▶ Directions
Reproduce all entries precisely as they are written.

▶ Extracted entries
========
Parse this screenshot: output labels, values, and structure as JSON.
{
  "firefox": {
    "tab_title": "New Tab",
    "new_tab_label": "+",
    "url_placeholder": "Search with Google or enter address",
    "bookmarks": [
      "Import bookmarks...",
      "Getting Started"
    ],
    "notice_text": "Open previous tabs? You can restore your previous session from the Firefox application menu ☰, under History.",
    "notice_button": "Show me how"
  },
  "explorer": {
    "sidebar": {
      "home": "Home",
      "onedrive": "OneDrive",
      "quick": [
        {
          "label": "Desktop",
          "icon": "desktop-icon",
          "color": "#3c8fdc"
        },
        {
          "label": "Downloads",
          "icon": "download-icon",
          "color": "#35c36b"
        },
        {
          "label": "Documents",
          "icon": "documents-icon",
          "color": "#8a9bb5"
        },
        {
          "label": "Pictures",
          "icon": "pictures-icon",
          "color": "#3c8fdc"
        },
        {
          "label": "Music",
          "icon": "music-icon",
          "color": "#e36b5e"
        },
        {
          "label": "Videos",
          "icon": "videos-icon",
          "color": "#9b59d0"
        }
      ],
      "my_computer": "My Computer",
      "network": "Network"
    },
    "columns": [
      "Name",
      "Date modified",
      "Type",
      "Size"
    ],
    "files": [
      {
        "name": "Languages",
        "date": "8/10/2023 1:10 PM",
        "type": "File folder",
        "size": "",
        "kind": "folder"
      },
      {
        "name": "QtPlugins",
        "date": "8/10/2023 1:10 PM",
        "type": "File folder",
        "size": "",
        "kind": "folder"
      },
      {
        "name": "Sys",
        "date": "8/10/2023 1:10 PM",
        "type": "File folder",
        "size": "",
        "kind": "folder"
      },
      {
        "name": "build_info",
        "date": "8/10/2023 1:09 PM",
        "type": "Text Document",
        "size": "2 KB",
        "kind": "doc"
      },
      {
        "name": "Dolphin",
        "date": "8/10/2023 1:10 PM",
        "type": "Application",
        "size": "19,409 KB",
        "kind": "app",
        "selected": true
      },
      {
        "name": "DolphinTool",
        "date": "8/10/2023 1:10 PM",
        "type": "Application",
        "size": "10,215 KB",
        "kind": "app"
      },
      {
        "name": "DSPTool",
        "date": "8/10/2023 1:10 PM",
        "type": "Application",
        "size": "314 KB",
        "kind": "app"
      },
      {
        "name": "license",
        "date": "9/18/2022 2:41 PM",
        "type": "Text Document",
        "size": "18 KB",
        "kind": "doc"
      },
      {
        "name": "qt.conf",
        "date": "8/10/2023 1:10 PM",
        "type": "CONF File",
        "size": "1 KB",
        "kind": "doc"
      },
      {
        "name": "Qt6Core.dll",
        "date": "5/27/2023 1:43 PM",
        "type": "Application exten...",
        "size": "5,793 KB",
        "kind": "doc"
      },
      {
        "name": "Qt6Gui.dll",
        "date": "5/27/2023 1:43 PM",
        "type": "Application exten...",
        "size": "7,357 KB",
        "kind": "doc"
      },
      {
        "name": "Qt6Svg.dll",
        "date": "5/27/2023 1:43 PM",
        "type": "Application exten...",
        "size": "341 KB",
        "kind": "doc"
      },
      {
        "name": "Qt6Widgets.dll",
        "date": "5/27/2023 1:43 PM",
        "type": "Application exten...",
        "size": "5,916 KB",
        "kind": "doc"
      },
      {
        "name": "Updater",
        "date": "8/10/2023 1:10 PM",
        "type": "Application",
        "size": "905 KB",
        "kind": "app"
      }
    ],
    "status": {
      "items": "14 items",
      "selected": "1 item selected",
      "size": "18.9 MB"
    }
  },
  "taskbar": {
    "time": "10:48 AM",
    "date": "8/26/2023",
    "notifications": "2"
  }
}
========
▶ Response to the task
Parse this screenshot: output labels, values, and structure as JSON.
{
  "firefox": {
    "tab_title": "New Tab",
    "new_tab_label": "+",
    "url_placeholder": "Search with Google or enter address",
    "bookmarks": [
      "Import bookmarks...",
      "Getting Started"
    ],
    "notice_text": "Open previous tabs? You can restore your previous session from the Firefox application menu ☰, under History.",
    "notice_button": "Show me how"
  },
  "explorer": {
    "sidebar": {
      "home": "Home",
      "onedrive": "OneDrive",
      "quick": [
        {
          "label": "Desktop",
          "icon": "desktop-icon",
          "color": "#3c8fdc"
        },
        {
          "label": "Downloads",
          "icon": "download-icon",
          "color": "#35c36b"
        },
        {
          "label": "Documents",
          "icon": "documents-icon",
          "color": "#8a9bb5"
        },
        {
          "label": "Pictures",
          "icon": "pictures-icon",
          "color": "#3c8fdc"
        },
        {
          "label": "Music",
          "icon": "music-icon",
          "color": "#e36b5e"
        },
        {
          "label": "Videos",
          "icon": "videos-icon",
          "color": "#9b59d0"
        }
      ],
      "my_computer": "My Computer",
      "network": "Network"
    },
    "columns": [
      "Name",
      "Date modified",
      "Type",
      "Size"
    ],
    "files": [
      {
        "name": "Languages",
        "date": "8/10/2023 1:10 PM",
        "type": "File folder",
        "size": "",
        "kind": "folder"
      },
      {
        "name": "QtPlugins",
        "date": "8/10/2023 1:10 PM",
        "type": "File folder",
        "size": "",
        "kind": "folder"
      },
      {
        "name": "Sys",
        "date": "8/10/2023 1:10 PM",
        "type": "File folder",
        "size": "",
        "kind": "folder"
      },
      {
        "name": "build_info",
        "date": "8/10/2023 1:09 PM",
        "type": "Text Document",
        "size": "2 KB",
        "kind": "doc"
      },
      {
        "name": "Dolphin",
        "date": "8/10/2023 1:10 PM",
        "type": "Application",
        "size": "19,409 KB",
        "kind": "app",
        "selected": true
      },
      {
        "name": "DolphinTool",
        "date": "8/10/2023 1:10 PM",
        "type": "Application",
        "size": "10,215 KB",
        "kind": "app"
      },
      {
        "name": "DSPTool",
        "date": "8/10/2023 1:10 PM",
        "type": "Application",
        "size": "314 KB",
        "kind": "app"
      },
      {
        "name": "license",
        "date": "9/18/2022 2:41 PM",
        "type": "Text Document",
        "size": "18 KB",
        "kind": "doc"
      },
      {
        "name": "qt.conf",
        "date": "8/10/2023 1:10 PM",
        "type": "CONF File",
        "size": "1 KB",
        "kind": "doc"
      },
      {
        "name": "Qt6Core.dll",
        "date": "5/27/2023 1:43 PM",
        "type": "Application exten...",
        "size": "5,793 KB",
        "kind": "doc"
      },
      {
        "name": "Qt6Gui.dll",
        "date": "5/27/2023 1:43 PM",
        "type": "Application exten...",
        "size": "7,357 KB",
        "kind": "doc"
      },
      {
        "name": "Qt6Svg.dll",
        "date": "5/27/2023 1:43 PM",
        "type": "Application exten...",
        "size": "341 KB",
        "kind": "doc"
      },
      {
        "name": "Qt6Widgets.dll",
        "date": "5/27/2023 1:43 PM",
        "type": "Application exten...",
        "size": "5,916 KB",
        "kind": "doc"
      },
      {
        "name": "Updater",
        "date": "8/10/2023 1:10 PM",
        "type": "Application",
        "size": "905 KB",
        "kind": "app"
      }
    ],
    "status": {
      "items": "14 items",
      "selected": "1 item selected",
      "size": "18.9 MB"
    }
  },
  "taskbar": {
    "time": "10:48 AM",
    "date": "8/26/2023",
    "notifications": "2"
  }
}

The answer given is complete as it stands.